==== INPUT ROWS

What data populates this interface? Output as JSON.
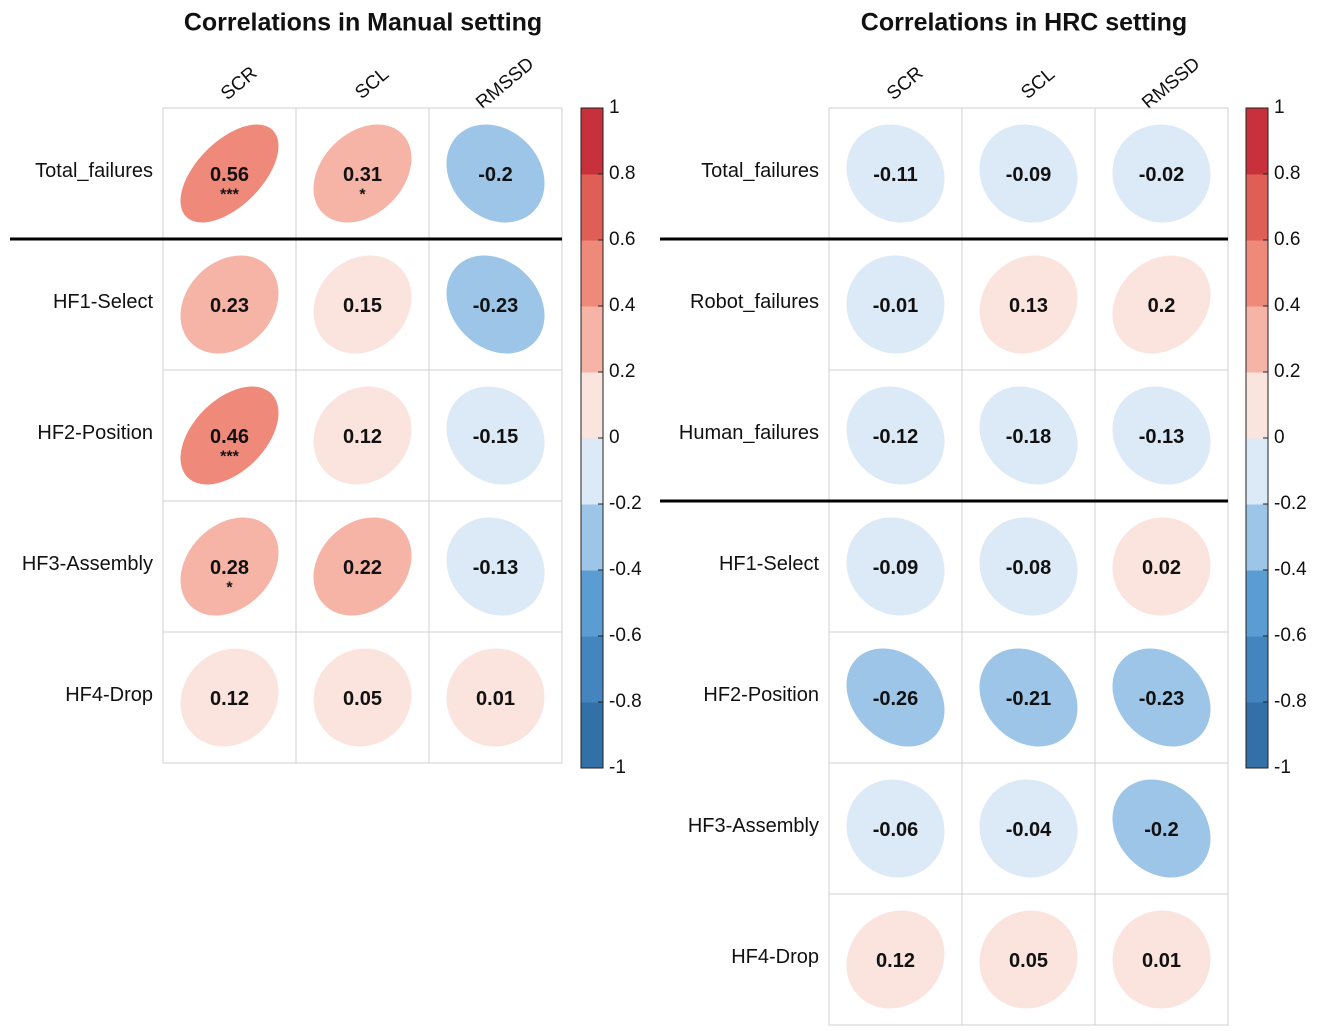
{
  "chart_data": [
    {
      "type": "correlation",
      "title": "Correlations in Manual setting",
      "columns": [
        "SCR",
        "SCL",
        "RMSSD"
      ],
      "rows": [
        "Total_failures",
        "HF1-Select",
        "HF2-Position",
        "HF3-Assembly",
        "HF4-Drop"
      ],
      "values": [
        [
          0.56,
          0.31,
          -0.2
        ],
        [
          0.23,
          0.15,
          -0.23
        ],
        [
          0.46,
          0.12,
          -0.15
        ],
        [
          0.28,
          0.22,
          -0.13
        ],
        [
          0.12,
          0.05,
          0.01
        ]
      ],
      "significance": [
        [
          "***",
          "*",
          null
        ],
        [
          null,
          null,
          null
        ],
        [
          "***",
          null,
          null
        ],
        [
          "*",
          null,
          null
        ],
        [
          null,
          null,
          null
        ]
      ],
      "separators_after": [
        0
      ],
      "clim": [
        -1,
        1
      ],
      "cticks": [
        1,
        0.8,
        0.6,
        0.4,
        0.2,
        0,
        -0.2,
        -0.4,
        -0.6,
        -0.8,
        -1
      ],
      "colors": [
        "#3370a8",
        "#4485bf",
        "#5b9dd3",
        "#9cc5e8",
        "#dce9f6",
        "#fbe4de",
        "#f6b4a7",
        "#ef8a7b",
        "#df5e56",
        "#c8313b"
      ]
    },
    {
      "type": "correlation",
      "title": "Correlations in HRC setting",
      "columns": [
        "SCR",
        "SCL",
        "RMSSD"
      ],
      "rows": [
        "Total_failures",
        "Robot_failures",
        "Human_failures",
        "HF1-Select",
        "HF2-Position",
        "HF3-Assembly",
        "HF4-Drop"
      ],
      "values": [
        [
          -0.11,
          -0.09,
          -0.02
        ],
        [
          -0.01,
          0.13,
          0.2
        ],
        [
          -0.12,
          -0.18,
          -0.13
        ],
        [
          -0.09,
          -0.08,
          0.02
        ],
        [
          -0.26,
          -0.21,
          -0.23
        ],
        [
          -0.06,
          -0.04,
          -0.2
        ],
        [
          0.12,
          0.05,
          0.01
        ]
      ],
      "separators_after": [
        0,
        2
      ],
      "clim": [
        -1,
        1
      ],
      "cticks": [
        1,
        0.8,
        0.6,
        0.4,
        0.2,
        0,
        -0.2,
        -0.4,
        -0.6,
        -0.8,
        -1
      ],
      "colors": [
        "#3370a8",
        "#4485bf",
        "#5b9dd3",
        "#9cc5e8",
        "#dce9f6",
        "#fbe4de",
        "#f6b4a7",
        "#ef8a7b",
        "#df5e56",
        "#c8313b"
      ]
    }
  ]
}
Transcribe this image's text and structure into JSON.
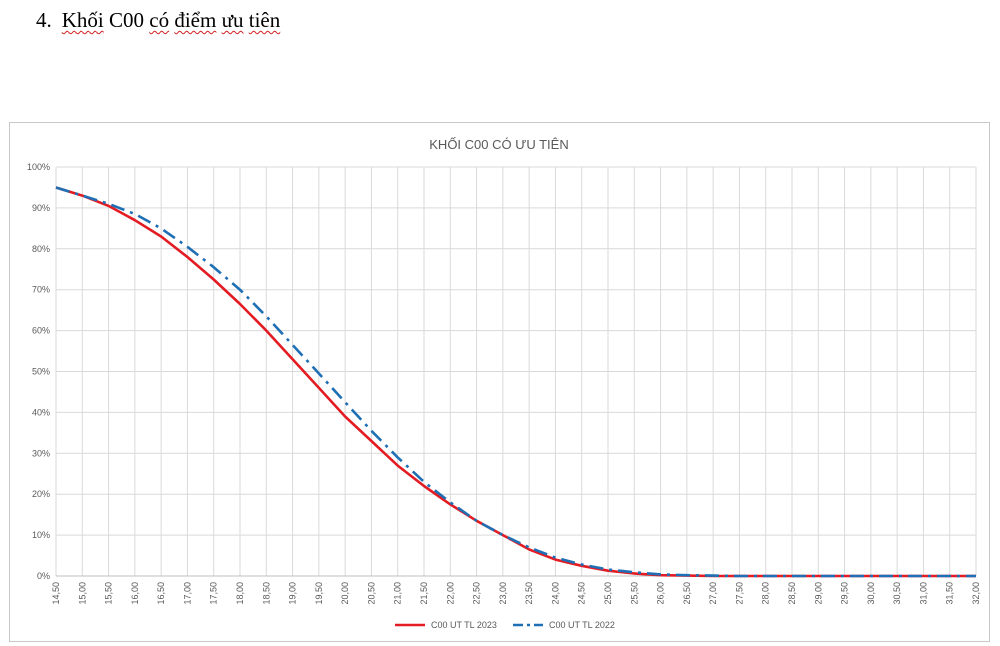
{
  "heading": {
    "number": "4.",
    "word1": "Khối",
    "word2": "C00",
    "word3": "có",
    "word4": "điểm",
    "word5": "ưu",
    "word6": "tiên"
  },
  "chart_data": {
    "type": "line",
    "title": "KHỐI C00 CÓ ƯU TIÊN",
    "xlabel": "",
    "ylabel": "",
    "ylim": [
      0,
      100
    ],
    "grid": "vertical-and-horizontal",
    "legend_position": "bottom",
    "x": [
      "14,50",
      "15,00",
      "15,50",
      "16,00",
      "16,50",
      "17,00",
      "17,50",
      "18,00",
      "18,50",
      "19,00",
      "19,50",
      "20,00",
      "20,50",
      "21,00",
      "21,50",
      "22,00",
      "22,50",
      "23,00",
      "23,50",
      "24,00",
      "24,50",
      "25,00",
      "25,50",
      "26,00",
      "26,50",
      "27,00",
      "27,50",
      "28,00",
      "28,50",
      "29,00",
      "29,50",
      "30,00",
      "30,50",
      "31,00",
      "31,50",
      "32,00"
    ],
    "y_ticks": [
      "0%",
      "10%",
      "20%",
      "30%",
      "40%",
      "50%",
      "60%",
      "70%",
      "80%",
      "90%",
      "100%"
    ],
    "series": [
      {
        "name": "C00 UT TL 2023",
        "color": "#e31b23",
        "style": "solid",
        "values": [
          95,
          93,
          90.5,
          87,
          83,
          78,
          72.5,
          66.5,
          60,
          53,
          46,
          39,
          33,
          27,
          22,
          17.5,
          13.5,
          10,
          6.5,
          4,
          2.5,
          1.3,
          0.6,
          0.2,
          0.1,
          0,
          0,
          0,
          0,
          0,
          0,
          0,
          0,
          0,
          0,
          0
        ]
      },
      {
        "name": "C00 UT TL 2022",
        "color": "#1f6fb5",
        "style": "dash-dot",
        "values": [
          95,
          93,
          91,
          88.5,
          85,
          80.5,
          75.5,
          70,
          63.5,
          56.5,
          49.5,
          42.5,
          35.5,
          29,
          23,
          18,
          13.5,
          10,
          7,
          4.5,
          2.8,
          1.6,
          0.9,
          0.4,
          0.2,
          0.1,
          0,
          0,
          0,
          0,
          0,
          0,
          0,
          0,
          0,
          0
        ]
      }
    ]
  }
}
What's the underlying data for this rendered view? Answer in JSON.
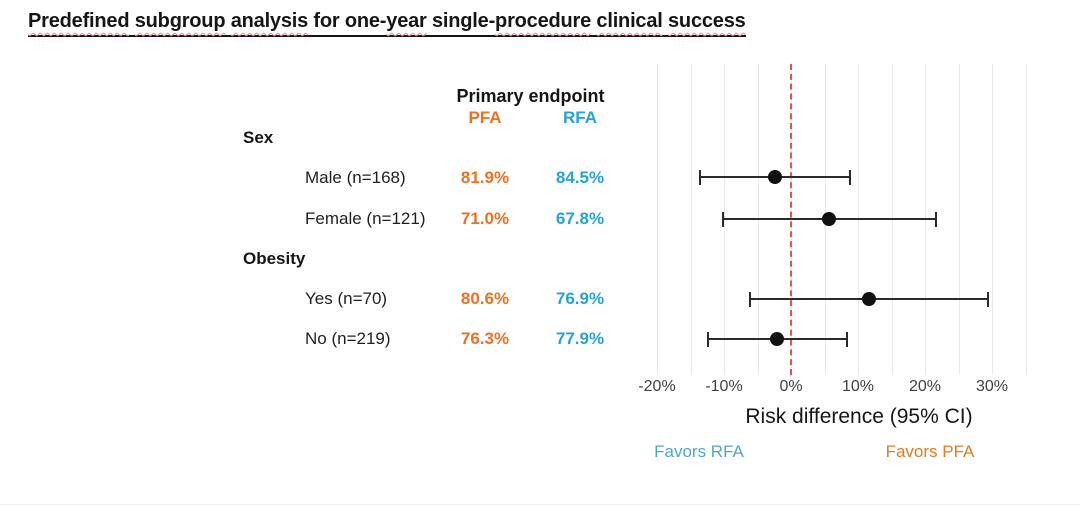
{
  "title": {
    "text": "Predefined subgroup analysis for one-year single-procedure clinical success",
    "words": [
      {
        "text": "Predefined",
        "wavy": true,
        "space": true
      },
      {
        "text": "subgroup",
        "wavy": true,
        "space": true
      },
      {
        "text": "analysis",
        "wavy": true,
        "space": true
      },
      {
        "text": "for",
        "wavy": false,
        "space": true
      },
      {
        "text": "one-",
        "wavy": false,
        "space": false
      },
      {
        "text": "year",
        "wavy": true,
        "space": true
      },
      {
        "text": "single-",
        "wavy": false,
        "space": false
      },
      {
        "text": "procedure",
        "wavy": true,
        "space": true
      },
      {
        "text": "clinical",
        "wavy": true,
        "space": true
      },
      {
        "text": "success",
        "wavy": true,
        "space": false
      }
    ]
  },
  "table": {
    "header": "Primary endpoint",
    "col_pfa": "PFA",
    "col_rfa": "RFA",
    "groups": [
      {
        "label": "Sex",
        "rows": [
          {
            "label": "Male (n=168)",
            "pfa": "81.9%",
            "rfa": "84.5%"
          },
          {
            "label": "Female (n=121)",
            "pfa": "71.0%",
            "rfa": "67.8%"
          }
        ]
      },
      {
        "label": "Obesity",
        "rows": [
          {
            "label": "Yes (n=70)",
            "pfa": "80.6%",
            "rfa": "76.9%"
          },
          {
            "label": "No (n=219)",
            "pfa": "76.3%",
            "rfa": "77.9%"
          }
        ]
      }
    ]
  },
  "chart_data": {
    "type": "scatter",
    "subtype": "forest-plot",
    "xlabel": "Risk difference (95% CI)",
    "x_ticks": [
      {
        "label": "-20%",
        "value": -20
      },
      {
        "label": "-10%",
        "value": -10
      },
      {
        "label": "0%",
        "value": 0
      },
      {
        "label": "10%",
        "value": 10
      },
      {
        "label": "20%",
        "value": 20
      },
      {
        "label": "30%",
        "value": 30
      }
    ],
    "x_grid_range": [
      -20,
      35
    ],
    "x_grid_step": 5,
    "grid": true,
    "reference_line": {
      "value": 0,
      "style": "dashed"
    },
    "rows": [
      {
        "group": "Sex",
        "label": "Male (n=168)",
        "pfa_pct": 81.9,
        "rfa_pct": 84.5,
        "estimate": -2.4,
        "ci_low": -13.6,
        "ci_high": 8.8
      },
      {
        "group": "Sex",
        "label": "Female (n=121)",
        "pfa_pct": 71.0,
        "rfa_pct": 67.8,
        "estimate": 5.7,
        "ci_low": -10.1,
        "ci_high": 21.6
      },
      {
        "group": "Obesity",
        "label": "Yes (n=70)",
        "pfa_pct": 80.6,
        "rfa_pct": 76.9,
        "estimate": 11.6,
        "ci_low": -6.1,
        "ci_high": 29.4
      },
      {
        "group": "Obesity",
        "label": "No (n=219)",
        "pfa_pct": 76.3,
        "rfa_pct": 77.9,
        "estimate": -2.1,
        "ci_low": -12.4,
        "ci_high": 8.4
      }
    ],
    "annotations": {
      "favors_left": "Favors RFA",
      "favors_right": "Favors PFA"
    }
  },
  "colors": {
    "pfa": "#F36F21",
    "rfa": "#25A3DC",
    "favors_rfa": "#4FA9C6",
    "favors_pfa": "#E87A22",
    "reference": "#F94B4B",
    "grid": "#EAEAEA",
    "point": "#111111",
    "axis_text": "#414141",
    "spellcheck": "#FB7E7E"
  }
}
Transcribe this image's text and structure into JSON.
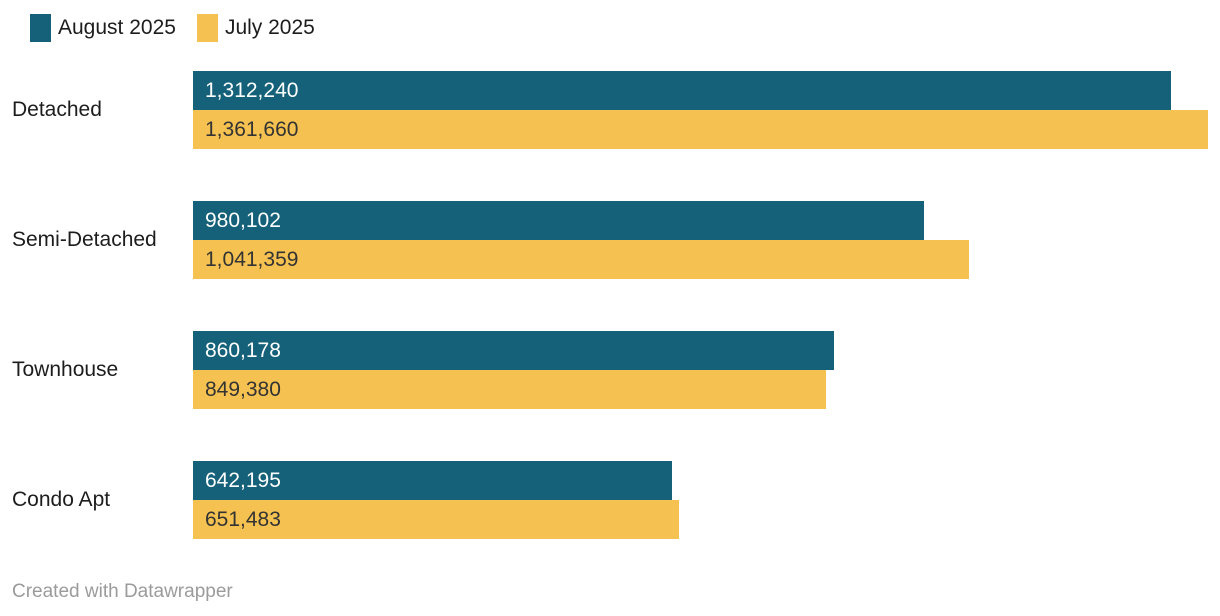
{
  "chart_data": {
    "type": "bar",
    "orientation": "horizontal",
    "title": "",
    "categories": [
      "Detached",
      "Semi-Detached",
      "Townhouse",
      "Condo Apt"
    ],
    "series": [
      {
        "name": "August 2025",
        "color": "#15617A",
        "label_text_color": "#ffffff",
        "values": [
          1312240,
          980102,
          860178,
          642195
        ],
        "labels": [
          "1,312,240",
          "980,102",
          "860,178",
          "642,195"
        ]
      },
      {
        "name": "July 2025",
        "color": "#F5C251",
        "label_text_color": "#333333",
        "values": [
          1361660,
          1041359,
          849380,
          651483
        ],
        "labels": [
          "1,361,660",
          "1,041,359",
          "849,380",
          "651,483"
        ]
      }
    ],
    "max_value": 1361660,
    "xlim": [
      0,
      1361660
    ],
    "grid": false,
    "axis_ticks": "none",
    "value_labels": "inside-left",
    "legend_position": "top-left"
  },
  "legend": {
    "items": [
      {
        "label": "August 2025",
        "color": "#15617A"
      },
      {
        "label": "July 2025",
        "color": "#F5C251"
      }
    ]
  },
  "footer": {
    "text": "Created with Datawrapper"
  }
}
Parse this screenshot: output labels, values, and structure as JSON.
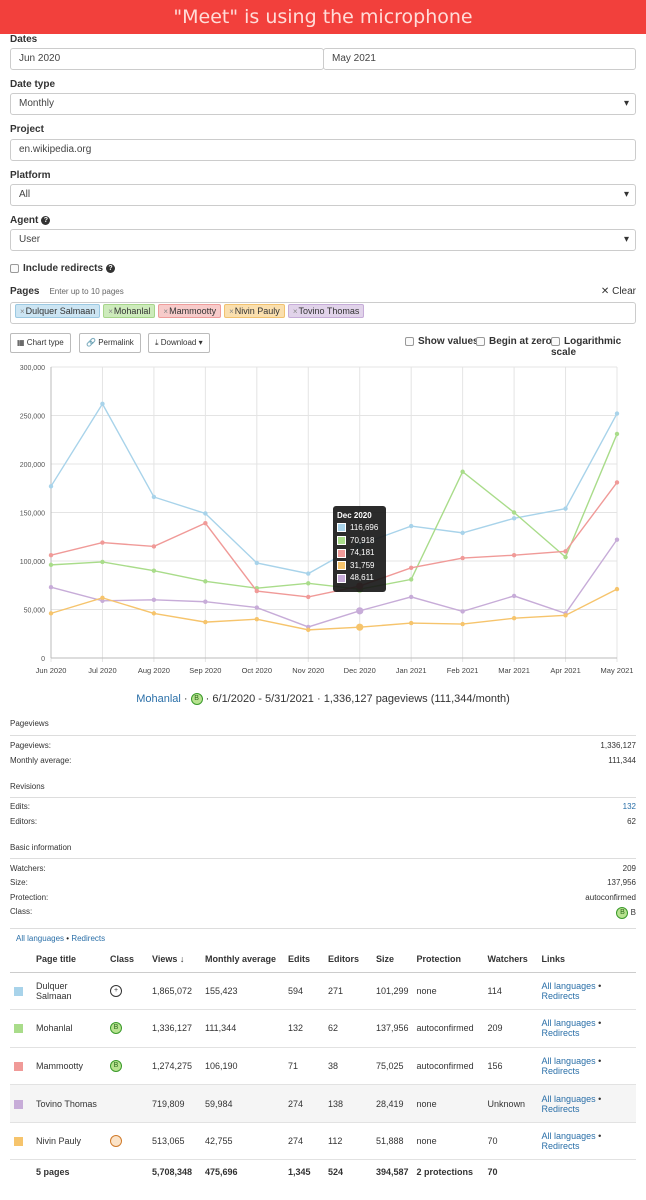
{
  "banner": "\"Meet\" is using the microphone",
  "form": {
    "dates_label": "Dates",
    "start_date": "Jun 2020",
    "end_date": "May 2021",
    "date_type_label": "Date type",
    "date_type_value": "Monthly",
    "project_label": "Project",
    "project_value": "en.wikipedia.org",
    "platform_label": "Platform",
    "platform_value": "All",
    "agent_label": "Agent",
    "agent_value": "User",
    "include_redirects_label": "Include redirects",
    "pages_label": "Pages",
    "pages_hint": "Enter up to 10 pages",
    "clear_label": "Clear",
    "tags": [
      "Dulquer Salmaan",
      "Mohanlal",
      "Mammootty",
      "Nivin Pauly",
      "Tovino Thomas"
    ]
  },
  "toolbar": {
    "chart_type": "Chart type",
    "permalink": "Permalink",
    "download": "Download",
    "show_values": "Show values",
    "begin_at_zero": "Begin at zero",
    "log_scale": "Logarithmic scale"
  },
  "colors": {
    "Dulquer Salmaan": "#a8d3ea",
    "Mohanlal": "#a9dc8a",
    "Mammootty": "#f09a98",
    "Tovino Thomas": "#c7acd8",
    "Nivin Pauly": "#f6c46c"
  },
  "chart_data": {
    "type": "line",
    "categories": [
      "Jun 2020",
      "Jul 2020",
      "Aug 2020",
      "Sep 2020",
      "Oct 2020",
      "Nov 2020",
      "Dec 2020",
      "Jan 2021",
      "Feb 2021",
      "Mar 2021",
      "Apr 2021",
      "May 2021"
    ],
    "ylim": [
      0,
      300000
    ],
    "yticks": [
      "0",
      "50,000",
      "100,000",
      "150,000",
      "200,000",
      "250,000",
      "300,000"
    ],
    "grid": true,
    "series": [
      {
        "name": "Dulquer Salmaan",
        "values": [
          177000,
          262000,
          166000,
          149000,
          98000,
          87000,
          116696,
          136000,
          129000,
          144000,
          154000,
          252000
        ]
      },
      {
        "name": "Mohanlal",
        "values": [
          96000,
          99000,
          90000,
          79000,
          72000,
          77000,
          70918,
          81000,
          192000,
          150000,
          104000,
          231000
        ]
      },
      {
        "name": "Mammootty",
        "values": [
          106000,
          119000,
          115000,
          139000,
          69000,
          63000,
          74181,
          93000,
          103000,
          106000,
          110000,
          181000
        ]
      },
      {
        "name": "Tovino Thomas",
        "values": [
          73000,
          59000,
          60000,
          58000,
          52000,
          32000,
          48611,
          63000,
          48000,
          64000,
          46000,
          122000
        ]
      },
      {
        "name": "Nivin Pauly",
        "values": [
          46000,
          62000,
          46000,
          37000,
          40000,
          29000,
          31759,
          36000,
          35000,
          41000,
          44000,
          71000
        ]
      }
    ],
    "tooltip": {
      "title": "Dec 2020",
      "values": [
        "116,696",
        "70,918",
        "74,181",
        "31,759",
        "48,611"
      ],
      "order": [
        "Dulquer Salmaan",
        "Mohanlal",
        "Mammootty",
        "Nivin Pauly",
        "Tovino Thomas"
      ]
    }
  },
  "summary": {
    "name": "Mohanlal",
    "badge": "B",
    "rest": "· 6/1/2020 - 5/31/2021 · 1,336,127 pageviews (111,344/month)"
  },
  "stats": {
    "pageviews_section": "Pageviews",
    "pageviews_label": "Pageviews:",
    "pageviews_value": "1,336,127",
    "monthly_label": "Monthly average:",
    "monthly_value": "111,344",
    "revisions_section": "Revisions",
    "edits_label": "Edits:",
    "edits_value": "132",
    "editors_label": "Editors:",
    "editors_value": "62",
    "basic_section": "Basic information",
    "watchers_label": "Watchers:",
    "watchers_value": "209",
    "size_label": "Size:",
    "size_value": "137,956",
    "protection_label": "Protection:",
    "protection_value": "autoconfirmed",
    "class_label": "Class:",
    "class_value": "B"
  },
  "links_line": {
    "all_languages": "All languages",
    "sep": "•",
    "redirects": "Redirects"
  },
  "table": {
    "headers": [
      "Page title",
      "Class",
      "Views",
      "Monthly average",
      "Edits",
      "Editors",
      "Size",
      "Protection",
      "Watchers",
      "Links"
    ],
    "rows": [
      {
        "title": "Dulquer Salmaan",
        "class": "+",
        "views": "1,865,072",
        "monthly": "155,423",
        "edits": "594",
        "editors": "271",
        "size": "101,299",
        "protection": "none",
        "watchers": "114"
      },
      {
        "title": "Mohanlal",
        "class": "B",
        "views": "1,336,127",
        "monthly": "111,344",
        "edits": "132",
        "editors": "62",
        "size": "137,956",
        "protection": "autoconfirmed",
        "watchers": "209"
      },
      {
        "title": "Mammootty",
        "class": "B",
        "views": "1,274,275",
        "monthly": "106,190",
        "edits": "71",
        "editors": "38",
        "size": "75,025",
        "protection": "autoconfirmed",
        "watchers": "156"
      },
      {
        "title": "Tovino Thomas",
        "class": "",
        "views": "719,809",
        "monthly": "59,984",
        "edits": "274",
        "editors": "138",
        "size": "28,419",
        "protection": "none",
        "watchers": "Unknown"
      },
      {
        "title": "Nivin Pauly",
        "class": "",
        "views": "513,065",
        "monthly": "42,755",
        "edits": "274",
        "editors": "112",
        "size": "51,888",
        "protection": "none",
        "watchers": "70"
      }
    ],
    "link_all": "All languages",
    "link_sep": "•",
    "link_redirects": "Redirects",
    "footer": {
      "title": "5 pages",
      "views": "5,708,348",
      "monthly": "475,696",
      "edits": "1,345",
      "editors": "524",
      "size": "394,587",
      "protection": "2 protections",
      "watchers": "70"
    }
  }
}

========

## WHAT TO WORK ON
Check every line of the data above for the string "languages", and copy those that have it.

## EXERCISE SOLUTION
    "all_languages": "All languages",
    "link_all": "All languages",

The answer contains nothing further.